§ **Exercise requirements**: Copy out every line of the records where the string "是解题的关键" occurs.

# # # # #

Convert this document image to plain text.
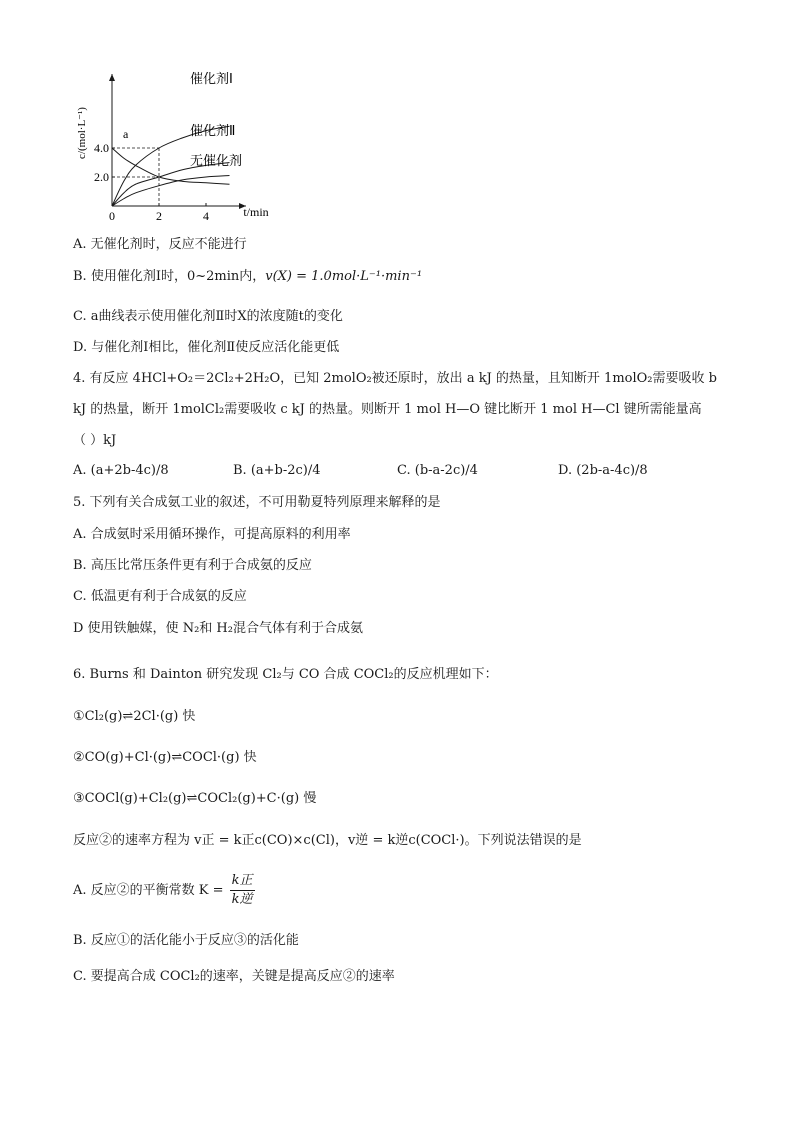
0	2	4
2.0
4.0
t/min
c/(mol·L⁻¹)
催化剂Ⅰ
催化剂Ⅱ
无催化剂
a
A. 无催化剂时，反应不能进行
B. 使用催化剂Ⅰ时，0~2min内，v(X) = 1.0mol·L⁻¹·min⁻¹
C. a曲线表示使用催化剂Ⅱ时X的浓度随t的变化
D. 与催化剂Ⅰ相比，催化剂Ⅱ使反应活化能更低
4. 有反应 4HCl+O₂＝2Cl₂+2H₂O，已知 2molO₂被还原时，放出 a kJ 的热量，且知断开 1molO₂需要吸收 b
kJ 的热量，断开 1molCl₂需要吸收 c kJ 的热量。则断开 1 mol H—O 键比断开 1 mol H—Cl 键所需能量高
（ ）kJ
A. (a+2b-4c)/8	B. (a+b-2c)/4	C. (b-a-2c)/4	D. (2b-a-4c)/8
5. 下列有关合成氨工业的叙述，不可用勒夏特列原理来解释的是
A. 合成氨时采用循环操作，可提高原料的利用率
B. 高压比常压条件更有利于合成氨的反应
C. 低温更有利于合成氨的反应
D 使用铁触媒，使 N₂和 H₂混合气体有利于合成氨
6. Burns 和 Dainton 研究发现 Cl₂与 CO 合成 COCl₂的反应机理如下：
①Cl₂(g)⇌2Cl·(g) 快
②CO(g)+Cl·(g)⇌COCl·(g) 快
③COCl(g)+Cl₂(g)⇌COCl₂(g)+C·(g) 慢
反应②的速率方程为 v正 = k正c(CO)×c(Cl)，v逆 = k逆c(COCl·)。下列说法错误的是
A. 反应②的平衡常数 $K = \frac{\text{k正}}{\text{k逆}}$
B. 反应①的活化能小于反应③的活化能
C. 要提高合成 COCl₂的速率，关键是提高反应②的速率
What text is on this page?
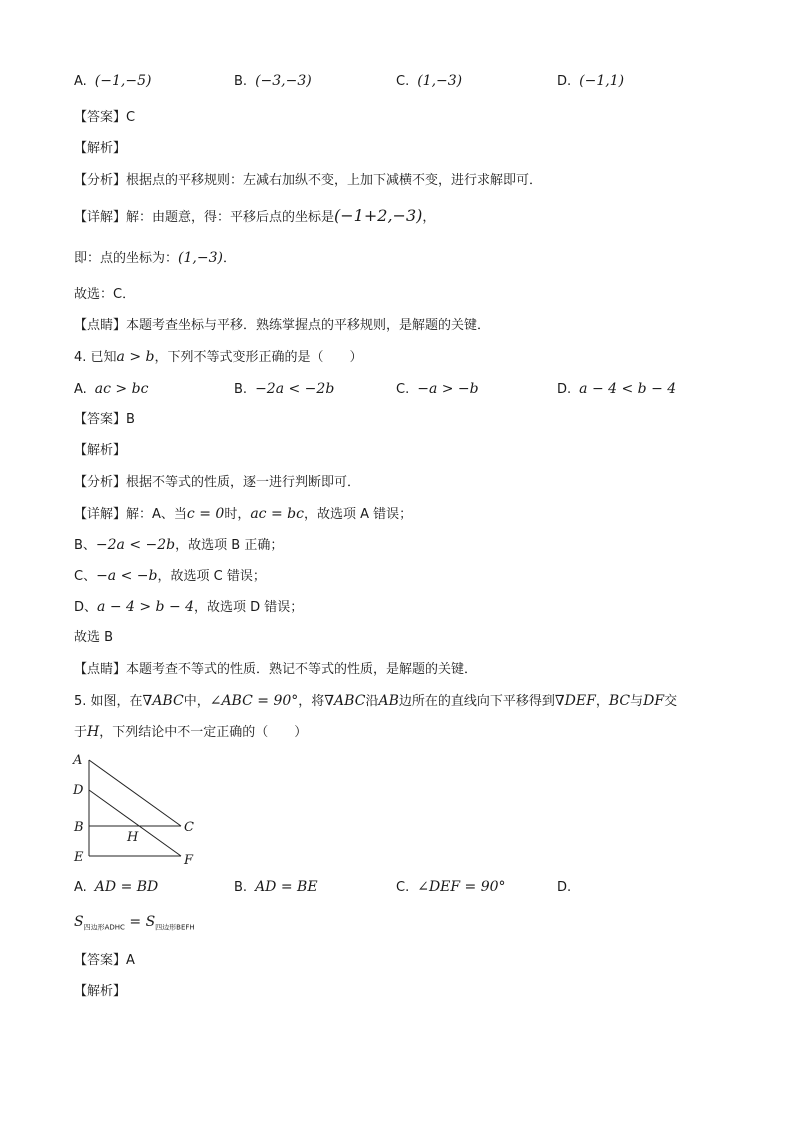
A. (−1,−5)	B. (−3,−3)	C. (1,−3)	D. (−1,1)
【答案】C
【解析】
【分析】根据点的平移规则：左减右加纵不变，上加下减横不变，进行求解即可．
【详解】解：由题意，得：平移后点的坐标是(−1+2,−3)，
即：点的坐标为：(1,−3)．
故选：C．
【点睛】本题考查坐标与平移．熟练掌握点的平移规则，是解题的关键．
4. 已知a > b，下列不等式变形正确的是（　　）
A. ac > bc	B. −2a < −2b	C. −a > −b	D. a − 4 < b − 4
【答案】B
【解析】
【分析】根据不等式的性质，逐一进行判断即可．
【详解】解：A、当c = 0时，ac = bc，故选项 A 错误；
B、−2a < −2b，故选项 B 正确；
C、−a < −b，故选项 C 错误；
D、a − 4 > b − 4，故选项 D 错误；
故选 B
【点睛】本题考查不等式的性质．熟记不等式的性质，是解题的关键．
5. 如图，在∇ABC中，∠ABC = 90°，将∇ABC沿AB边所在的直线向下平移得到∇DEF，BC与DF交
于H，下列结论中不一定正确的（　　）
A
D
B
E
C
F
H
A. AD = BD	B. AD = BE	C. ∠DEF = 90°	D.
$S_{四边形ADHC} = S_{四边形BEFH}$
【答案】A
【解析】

# # # # #

§ **Result for this task**:
【点睛】本题考查坐标与平移．熟练掌握点的平移规则，是解题的关键．
【点睛】本题考查不等式的性质．熟记不等式的性质，是解题的关键．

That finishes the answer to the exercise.